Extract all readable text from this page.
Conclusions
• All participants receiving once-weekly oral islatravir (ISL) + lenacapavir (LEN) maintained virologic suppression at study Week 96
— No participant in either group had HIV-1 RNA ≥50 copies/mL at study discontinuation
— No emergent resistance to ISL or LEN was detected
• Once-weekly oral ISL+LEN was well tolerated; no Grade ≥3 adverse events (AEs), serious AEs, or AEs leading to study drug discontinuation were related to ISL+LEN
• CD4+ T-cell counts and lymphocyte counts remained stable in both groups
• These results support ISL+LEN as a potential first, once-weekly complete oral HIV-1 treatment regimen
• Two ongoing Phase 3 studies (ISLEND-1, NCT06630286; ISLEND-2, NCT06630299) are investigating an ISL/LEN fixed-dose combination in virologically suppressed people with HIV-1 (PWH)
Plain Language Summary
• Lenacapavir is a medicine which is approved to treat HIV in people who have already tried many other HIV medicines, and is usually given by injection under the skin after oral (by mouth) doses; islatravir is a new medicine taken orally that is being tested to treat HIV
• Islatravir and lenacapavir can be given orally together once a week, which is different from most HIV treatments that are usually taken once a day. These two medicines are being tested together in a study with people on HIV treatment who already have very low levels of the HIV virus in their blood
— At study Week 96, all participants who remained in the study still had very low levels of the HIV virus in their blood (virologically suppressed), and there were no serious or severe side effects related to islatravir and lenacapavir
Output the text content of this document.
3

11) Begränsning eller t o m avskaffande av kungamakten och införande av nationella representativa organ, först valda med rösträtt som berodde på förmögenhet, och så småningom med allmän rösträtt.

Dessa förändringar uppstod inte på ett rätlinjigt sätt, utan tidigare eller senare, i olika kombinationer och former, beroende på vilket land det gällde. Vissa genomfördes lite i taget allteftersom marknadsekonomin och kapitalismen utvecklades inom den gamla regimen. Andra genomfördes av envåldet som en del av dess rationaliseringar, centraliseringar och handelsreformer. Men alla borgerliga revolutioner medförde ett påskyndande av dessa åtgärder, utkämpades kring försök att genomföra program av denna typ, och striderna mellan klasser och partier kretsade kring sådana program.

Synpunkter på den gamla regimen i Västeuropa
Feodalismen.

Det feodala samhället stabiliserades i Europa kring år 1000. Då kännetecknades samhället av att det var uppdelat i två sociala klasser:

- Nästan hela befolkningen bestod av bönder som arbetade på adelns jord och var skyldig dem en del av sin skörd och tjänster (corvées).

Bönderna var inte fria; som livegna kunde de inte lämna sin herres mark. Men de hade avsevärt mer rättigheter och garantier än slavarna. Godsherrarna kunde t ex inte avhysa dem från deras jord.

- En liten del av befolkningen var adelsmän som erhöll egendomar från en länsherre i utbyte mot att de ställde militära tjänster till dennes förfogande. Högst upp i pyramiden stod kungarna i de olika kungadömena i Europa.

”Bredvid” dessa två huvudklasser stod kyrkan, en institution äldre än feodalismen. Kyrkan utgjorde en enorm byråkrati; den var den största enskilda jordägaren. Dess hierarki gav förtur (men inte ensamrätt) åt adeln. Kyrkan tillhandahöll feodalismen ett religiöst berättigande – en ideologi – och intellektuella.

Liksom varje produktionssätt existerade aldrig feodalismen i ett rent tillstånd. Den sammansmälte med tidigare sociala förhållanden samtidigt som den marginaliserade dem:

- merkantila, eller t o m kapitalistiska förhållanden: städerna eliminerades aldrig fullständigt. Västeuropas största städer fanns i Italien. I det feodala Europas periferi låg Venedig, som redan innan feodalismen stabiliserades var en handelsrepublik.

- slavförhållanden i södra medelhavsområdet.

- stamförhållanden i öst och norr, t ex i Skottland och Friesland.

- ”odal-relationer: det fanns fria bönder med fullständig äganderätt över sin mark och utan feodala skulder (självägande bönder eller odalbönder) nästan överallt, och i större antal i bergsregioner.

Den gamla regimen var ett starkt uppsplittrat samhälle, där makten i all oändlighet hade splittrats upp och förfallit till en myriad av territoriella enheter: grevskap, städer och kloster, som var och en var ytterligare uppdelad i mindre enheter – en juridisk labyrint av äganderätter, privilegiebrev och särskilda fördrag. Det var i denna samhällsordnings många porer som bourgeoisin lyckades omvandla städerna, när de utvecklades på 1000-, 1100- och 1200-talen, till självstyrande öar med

§ What the exercise asks:
Output all of the data again, exactly.

§ Answer:
Extract all readable text from this page.
Conclusions
• All participants receiving once-weekly oral islatravir (ISL) + lenacapavir (LEN) maintained virologic suppression at study Week 96
— No participant in either group had HIV-1 RNA ≥50 copies/mL at study discontinuation
— No emergent resistance to ISL or LEN was detected
• Once-weekly oral ISL+LEN was well tolerated; no Grade ≥3 adverse events (AEs), serious AEs, or AEs leading to study drug discontinuation were related to ISL+LEN
• CD4+ T-cell counts and lymphocyte counts remained stable in both groups
• These results support ISL+LEN as a potential first, once-weekly complete oral HIV-1 treatment regimen
• Two ongoing Phase 3 studies (ISLEND-1, NCT06630286; ISLEND-2, NCT06630299) are investigating an ISL/LEN fixed-dose combination in virologically suppressed people with HIV-1 (PWH)
Plain Language Summary
• Lenacapavir is a medicine which is approved to treat HIV in people who have already tried many other HIV medicines, and is usually given by injection under the skin after oral (by mouth) doses; islatravir is a new medicine taken orally that is being tested to treat HIV
• Islatravir and lenacapavir can be given orally together once a week, which is different from most HIV treatments that are usually taken once a day. These two medicines are being tested together in a study with people on HIV treatment who already have very low levels of the HIV virus in their blood
— At study Week 96, all participants who remained in the study still had very low levels of the HIV virus in their blood (virologically suppressed), and there were no serious or severe side effects related to islatravir and lenacapavir
Output the text content of this document.
3

11) Begränsning eller t o m avskaffande av kungamakten och införande av nationella representativa organ, först valda med rösträtt som berodde på förmögenhet, och så småningom med allmän rösträtt.

Dessa förändringar uppstod inte på ett rätlinjigt sätt, utan tidigare eller senare, i olika kombinationer och former, beroende på vilket land det gällde. Vissa genomfördes lite i taget allteftersom marknadsekonomin och kapitalismen utvecklades inom den gamla regimen. Andra genomfördes av envåldet som en del av dess rationaliseringar, centraliseringar och handelsreformer. Men alla borgerliga revolutioner medförde ett påskyndande av dessa åtgärder, utkämpades kring försök att genomföra program av denna typ, och striderna mellan klasser och partier kretsade kring sådana program.

Synpunkter på den gamla regimen i Västeuropa
Feodalismen.

Det feodala samhället stabiliserades i Europa kring år 1000. Då kännetecknades samhället av att det var uppdelat i två sociala klasser:

- Nästan hela befolkningen bestod av bönder som arbetade på adelns jord och var skyldig dem en del av sin skörd och tjänster (corvées).

Bönderna var inte fria; som livegna kunde de inte lämna sin herres mark. Men de hade avsevärt mer rättigheter och garantier än slavarna. Godsherrarna kunde t ex inte avhysa dem från deras jord.

- En liten del av befolkningen var adelsmän som erhöll egendomar från en länsherre i utbyte mot att de ställde militära tjänster till dennes förfogande. Högst upp i pyramiden stod kungarna i de olika kungadömena i Europa.

”Bredvid” dessa två huvudklasser stod kyrkan, en institution äldre än feodalismen. Kyrkan utgjorde en enorm byråkrati; den var den största enskilda jordägaren. Dess hierarki gav förtur (men inte ensamrätt) åt adeln. Kyrkan tillhandahöll feodalismen ett religiöst berättigande – en ideologi – och intellektuella.

Liksom varje produktionssätt existerade aldrig feodalismen i ett rent tillstånd. Den sammansmälte med tidigare sociala förhållanden samtidigt som den marginaliserade dem:

- merkantila, eller t o m kapitalistiska förhållanden: städerna eliminerades aldrig fullständigt. Västeuropas största städer fanns i Italien. I det feodala Europas periferi låg Venedig, som redan innan feodalismen stabiliserades var en handelsrepublik.

- slavförhållanden i södra medelhavsområdet.

- stamförhållanden i öst och norr, t ex i Skottland och Friesland.

- ”odal-relationer: det fanns fria bönder med fullständig äganderätt över sin mark och utan feodala skulder (självägande bönder eller odalbönder) nästan överallt, och i större antal i bergsregioner.

Den gamla regimen var ett starkt uppsplittrat samhälle, där makten i all oändlighet hade splittrats upp och förfallit till en myriad av territoriella enheter: grevskap, städer och kloster, som var och en var ytterligare uppdelad i mindre enheter – en juridisk labyrint av äganderätter, privilegiebrev och särskilda fördrag. Det var i denna samhällsordnings många porer som bourgeoisin lyckades omvandla städerna, när de utvecklades på 1000-, 1100- och 1200-talen, till självstyrande öar med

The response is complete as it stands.